Dataset items:
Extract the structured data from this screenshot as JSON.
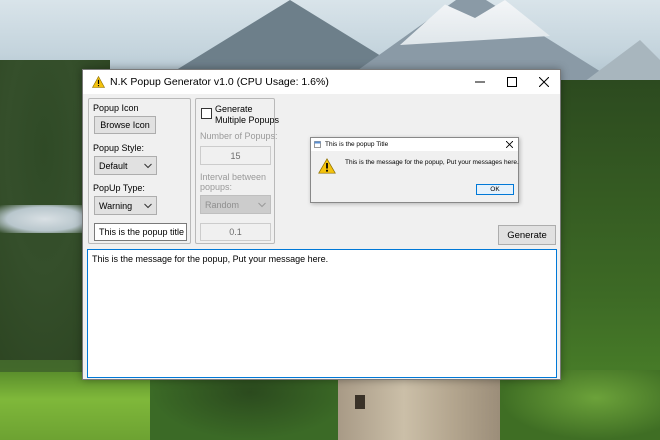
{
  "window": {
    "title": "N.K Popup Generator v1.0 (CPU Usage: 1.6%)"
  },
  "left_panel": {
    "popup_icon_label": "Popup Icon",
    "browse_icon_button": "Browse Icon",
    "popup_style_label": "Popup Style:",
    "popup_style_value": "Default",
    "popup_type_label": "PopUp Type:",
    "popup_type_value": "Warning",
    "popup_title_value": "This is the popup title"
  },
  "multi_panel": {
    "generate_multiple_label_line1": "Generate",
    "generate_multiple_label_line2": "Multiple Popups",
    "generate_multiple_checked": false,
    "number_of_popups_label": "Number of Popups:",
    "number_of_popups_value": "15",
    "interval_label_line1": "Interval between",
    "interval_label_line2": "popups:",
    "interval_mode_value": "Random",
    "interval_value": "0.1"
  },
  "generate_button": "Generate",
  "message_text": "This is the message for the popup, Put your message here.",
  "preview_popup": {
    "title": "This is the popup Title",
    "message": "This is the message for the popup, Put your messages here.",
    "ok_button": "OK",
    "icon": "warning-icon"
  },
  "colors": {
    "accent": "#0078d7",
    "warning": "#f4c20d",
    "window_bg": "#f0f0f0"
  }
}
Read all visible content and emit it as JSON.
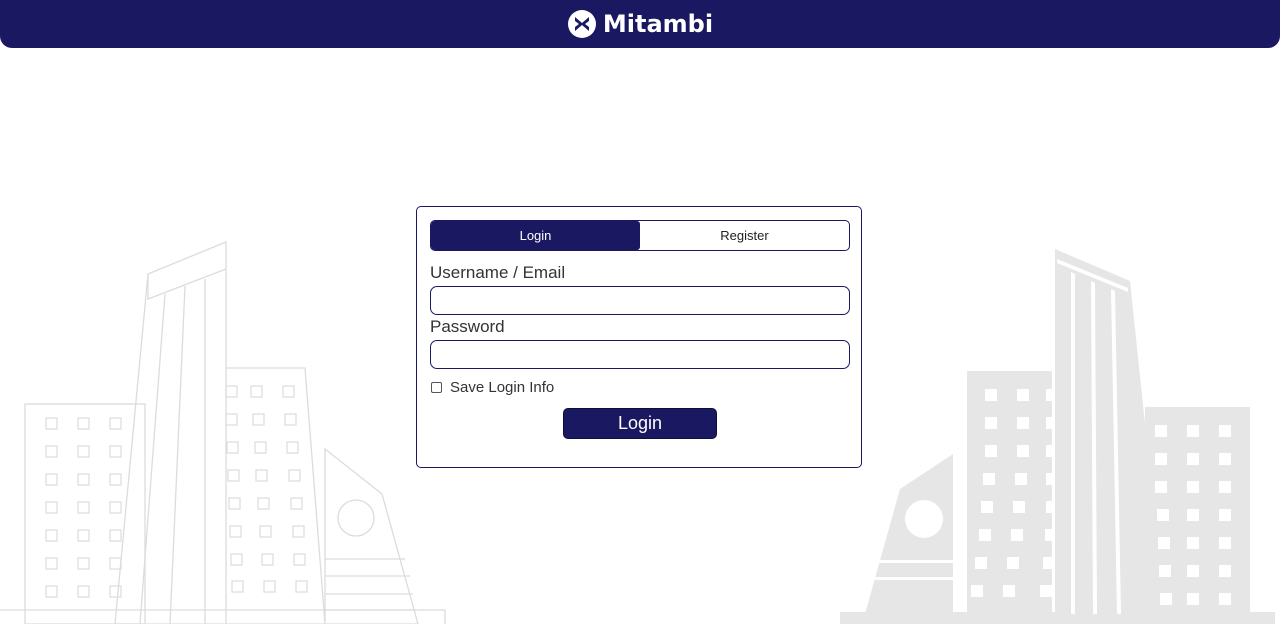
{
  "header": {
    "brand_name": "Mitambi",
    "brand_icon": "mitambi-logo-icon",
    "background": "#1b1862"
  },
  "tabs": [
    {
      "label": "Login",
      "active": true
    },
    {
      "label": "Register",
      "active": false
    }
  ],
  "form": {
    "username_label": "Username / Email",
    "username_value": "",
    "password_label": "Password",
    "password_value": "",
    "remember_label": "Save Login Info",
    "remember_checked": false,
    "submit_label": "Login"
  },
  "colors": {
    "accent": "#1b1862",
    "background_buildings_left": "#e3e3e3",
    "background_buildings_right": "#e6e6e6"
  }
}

---

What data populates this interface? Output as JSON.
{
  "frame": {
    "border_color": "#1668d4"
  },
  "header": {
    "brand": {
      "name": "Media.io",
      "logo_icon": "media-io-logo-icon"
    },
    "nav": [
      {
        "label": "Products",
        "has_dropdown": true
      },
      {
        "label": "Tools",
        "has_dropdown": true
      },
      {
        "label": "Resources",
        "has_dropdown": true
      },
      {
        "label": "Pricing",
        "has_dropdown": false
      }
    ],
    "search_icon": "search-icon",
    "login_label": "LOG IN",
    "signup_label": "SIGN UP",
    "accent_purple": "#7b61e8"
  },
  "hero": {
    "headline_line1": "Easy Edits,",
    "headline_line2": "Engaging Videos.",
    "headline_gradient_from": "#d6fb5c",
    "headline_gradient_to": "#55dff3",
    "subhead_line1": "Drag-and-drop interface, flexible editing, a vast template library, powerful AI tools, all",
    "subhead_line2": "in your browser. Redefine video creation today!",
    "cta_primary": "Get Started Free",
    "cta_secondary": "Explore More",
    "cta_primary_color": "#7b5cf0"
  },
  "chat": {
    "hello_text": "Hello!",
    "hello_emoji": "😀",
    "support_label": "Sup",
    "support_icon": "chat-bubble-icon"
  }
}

---

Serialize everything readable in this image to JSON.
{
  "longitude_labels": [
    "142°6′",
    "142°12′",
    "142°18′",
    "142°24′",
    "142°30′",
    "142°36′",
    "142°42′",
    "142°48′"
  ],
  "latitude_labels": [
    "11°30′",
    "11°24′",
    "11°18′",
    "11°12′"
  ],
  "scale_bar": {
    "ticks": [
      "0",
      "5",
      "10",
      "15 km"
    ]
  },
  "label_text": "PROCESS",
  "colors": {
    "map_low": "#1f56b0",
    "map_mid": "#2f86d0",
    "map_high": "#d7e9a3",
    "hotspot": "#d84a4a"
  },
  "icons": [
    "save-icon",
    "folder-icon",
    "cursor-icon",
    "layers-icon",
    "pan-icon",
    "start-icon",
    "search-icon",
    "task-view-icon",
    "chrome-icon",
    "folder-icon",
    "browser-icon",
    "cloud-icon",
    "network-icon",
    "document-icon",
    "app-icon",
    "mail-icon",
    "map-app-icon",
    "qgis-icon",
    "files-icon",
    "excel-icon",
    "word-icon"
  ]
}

Written problem:
Pull every line holding "your" out of the records.

Solution to the problem:
  "message_text": "This is the message for the popup, Put your message here.",
    "message": "This is the message for the popup, Put your messages here.",
    "subhead_line2": "in your browser. Redefine video creation today!",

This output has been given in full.